Problem description. Extract the lines that carry the string "left" from the listing.

Working data.
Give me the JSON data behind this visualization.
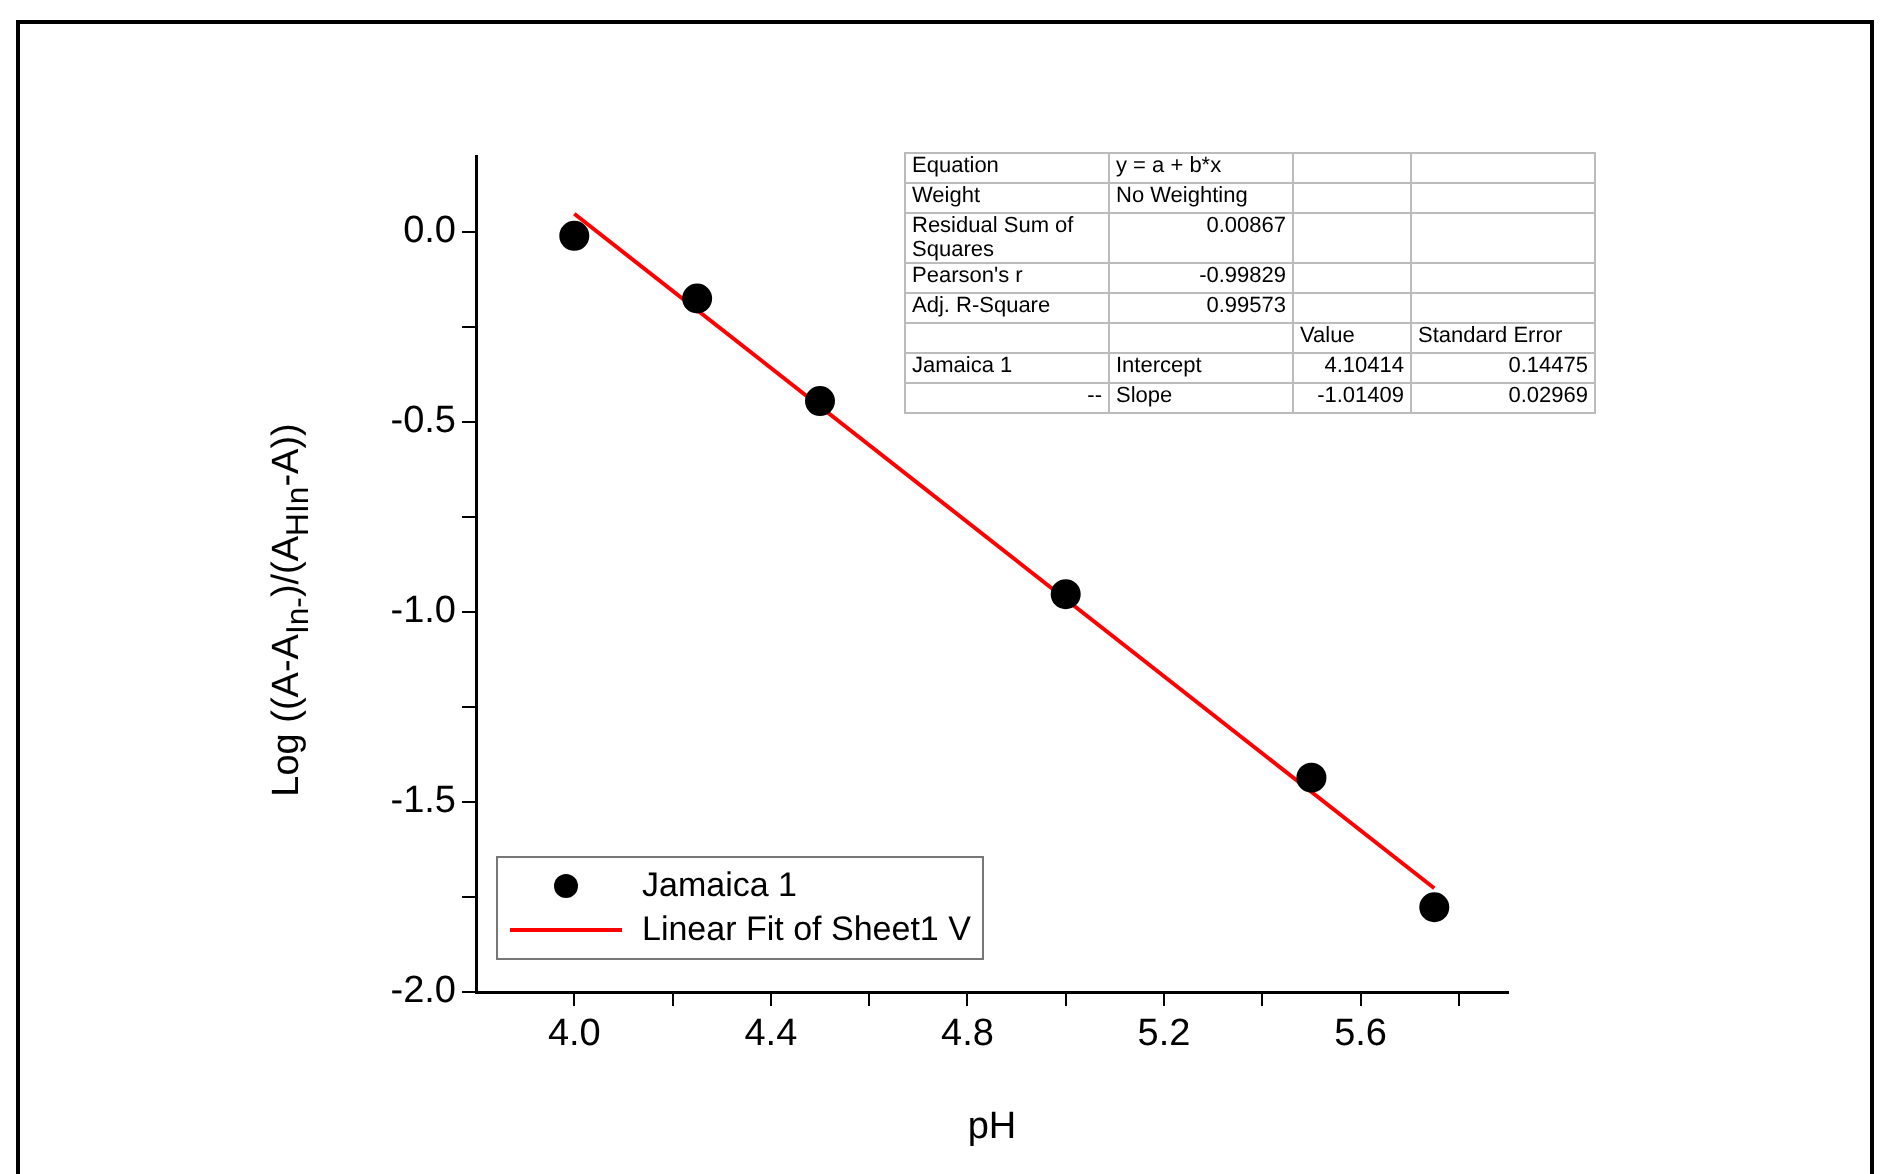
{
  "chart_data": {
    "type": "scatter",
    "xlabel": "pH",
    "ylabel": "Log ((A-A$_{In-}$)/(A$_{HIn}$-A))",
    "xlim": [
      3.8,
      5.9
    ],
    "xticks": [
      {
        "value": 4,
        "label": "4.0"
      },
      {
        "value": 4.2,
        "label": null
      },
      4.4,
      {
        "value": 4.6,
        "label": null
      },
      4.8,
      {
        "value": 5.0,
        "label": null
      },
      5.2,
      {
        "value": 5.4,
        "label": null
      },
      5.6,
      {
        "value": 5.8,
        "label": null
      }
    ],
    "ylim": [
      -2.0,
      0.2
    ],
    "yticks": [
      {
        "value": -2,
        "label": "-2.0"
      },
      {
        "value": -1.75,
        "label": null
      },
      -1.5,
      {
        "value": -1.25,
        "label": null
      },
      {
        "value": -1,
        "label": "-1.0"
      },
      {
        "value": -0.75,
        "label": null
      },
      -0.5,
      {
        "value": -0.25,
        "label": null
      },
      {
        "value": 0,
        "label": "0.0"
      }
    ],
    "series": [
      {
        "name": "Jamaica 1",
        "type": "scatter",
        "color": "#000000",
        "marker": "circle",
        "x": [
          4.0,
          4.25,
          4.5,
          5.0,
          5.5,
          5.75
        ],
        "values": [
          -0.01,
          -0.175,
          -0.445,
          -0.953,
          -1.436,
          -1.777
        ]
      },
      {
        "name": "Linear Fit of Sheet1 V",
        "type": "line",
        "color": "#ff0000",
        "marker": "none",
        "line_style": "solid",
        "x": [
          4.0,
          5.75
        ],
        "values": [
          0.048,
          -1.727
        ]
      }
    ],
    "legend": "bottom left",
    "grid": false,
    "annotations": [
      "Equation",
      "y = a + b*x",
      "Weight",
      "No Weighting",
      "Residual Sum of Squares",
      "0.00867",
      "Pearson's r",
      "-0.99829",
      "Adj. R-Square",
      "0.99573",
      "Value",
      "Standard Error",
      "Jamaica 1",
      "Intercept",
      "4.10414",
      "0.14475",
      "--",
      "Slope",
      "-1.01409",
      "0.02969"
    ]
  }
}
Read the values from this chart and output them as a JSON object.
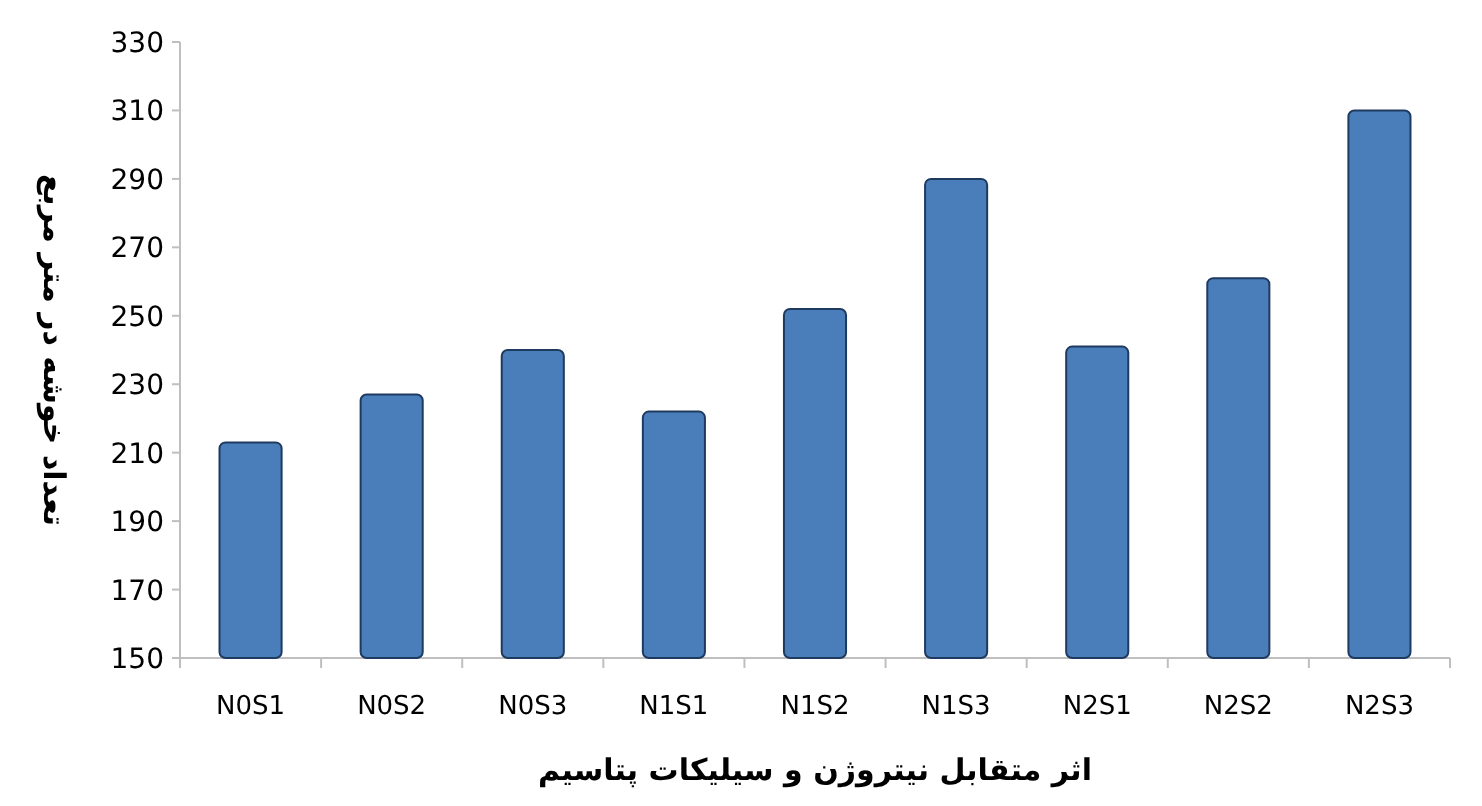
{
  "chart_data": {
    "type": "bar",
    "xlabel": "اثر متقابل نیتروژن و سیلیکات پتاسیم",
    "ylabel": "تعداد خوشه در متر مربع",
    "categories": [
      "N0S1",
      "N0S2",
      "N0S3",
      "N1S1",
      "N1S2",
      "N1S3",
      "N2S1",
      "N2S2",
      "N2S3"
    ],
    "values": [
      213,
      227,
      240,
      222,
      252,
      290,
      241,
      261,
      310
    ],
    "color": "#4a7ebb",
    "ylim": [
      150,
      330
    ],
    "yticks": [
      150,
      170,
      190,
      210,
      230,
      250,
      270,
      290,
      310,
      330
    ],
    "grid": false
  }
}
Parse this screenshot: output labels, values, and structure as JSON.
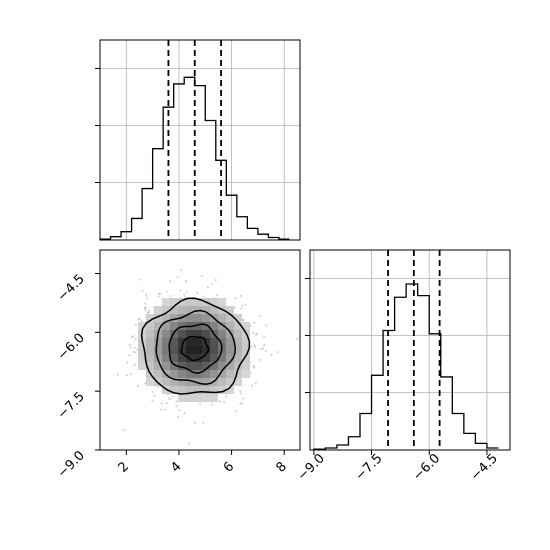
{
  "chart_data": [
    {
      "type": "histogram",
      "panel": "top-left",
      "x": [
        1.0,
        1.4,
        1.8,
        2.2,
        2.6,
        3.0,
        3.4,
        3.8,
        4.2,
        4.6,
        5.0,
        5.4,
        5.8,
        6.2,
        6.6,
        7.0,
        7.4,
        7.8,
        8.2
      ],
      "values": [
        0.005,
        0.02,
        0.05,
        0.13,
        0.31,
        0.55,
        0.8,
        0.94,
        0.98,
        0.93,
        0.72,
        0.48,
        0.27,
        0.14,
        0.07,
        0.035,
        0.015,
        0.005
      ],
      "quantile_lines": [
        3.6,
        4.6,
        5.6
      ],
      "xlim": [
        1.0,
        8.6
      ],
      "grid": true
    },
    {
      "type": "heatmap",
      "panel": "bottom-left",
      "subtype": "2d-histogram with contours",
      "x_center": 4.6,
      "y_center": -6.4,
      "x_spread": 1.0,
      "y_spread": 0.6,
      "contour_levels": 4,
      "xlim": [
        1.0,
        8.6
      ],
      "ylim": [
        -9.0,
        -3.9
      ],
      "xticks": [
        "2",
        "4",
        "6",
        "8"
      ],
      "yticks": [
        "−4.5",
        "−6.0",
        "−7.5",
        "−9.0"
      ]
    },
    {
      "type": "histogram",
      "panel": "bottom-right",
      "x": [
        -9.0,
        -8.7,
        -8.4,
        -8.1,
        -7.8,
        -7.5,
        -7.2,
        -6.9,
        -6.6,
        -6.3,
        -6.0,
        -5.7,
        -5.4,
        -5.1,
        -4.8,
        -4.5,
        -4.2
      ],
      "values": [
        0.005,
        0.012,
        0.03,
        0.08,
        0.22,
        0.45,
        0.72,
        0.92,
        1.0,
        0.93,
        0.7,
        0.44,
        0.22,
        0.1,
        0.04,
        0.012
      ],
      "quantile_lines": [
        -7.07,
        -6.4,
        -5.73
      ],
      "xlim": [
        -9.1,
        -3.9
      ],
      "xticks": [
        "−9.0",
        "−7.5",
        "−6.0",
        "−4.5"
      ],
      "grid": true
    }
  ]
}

Solution to the exercise.
    "legend": "bottom left",
      "panel": "top-left",
      "panel": "bottom-left",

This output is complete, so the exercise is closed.